=== DOCUMENTO FUENTE ===

Pero Dios demuestra su amor por nosotros en esto: en que cuando todavía éramos pecadores, Cristo murió por nosotros” (Ro. 5:8).

El Señor invita a esta iglesia decadente a cenar con Él. La imagen evoca intimidad y familiaridad: “Esta comida se tomaba hacia el final del día, después de haber concluido el trabajo cotidiano, en un ambiente de ocio y estrecha comunión. Era el tiempo para conversar, durante el cual se hablaba de temas buenos, se oían risas, y se daban consejos para resolver problemas[5].

Quienes oyeran su voz, tendrían comunión personal con Cristo, lo que implicaba ser restaurados en el compañerismo espiritual que es vital para nuestra alma, “una fraternidad bendita con su salvador y Señor”.[6]

Si te has alejado del Señor, no permanezcas en tu rebelión. ¿A quién podrías ir? ¿Dónde podrías estar mejor que a los pies de Cristo? Él mismo te invita a abrirle la puerta. Aunque no te debe nada, es el Señor quien promete que restaurará su comunión contigo si reconoces tu pecado y quieres reestablecer tu relación personal con Él.

ii. Ser exaltados con Él (v. 21): Cristo promete a los vencedores que, si oyen su voz, Él los sentará con Él en su Trono, ¡Tal como Él se ha sentado con su Padre en su Trono! ¡Está compartiendo con ellos su posición, está regalándoles la victoria que Él conquistó!

Aquél que reconoce su miseria sin Cristo, que oye Su voz y le abre la puerta, recibirá como regalo el sentarse en el Trono con el Hijo de Dios, el Cordero que fue inmolado y que venció a la muerte resucitando de entre los muertos, ante quien se doblará toda rodilla.

¿Quién puede entender el significado de este privilegio? ¿Quién puede dimensionar algo tan magnífico? El Señor está diciendo que los creyentes reinaremos con Él. Casi al terminar el libro, dice: “Ya no habrá noche; no necesitarán luz de lámpara ni de sol, porque el Señor Dios los alumbrará. Y reinarán por los siglos de los siglos” (Ap. 22:5).

===

PREGUNTAS DE ESTUDIO:
- 1) Cita textualmente el fragmento del documento fuente que va de "El Señor invita" a "para resolver problemas[5].", ambos incluidos.
- 2) Según el documento fuente, ¿en qué momento del día se tomaba la comida a la que el Señor invita a la iglesia?
- 3) De acuerdo con el documento fuente, ¿por qué la imagen de cenar con el Señor evoca intimidad y familiaridad?

=== EXTRACTOS DE DATOS ===

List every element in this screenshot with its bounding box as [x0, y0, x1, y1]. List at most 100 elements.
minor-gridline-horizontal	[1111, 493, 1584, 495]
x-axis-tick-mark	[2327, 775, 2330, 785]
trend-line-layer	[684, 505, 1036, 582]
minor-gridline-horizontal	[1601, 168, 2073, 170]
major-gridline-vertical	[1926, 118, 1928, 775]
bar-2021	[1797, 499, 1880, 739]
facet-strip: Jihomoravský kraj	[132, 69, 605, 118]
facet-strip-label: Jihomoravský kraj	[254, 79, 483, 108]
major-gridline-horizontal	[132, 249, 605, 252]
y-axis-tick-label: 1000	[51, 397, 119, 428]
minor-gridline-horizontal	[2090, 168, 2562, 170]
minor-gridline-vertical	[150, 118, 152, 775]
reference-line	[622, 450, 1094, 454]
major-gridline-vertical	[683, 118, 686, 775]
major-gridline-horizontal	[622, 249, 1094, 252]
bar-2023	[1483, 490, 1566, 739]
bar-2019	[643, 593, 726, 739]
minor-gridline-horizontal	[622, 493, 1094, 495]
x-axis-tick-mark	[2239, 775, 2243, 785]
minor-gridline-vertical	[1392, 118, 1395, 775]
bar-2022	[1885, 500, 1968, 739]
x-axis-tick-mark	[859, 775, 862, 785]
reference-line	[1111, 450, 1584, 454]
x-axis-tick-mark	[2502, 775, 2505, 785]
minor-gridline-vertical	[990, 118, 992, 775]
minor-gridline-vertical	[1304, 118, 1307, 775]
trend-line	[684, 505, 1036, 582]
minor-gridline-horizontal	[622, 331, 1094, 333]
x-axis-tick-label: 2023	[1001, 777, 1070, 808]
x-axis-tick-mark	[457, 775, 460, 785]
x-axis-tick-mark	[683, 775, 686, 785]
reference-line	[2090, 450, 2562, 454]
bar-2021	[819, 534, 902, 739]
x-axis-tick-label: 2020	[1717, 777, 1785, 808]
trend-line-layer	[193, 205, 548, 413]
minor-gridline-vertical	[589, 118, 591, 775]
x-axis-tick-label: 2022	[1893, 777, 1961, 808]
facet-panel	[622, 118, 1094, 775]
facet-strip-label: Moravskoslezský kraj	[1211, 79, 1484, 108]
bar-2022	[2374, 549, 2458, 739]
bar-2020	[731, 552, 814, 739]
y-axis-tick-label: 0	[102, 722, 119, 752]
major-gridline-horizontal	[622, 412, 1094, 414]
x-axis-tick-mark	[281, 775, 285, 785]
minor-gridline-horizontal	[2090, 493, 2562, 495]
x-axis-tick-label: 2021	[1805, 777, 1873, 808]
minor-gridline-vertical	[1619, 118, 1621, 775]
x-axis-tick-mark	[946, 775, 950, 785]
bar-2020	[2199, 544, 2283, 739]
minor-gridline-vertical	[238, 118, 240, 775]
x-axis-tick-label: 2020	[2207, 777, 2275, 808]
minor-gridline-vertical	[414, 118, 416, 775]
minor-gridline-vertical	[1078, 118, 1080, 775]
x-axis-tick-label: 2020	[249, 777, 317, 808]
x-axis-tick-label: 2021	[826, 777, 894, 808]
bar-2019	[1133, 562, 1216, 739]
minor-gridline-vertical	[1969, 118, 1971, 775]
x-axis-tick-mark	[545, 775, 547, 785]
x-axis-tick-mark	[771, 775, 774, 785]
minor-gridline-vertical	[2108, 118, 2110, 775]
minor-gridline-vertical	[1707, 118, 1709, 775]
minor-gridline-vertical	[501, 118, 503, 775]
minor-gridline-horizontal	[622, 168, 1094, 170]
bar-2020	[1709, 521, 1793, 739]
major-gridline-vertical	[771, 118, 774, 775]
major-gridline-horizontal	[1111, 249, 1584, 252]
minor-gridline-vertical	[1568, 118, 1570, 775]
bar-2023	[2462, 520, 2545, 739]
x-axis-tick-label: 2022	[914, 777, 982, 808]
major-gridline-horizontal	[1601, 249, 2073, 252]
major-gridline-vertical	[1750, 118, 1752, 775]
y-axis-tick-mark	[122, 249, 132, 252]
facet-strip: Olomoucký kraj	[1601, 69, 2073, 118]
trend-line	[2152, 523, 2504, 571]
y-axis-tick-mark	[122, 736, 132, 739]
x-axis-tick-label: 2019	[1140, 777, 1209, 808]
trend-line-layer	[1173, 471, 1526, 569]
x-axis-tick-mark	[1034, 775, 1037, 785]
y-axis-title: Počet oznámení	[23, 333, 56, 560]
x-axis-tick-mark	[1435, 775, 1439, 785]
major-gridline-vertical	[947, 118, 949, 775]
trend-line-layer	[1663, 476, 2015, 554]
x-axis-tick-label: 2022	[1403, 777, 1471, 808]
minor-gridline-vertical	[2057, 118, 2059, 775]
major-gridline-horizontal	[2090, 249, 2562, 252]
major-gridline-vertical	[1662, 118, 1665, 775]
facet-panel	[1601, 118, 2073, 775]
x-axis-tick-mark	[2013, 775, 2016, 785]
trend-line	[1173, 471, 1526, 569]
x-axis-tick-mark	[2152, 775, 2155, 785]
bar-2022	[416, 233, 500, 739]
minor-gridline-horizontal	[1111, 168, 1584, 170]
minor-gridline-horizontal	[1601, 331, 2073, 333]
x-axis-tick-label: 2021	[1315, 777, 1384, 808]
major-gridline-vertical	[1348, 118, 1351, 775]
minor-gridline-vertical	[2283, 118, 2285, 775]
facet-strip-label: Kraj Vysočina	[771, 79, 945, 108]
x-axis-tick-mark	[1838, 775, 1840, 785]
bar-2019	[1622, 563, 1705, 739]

===

TUS RESPUESTAS:
- 1)
El Señor invita a esta iglesia decadente a cenar con Él. La imagen evoca intimidad y familiaridad: “Esta comida se tomaba hacia el final del día, después de haber concluido el trabajo cotidiano, en un ambiente de ocio y estrecha comunión. Era el tiempo para conversar, durante el cual se hablaba de temas buenos, se oían risas, y se daban consejos para resolver problemas[5].

- 2) Hacia el final del día, después de haber concluido el trabajo cotidiano.

- 3) Esa comida se tomaba al final del día, terminado el trabajo cotidiano, en un ambiente de ocio y estrecha comunión. Era un tiempo para conversar, en el que se hablaba de temas buenos, se oían risas y se daban consejos para resolver problemas.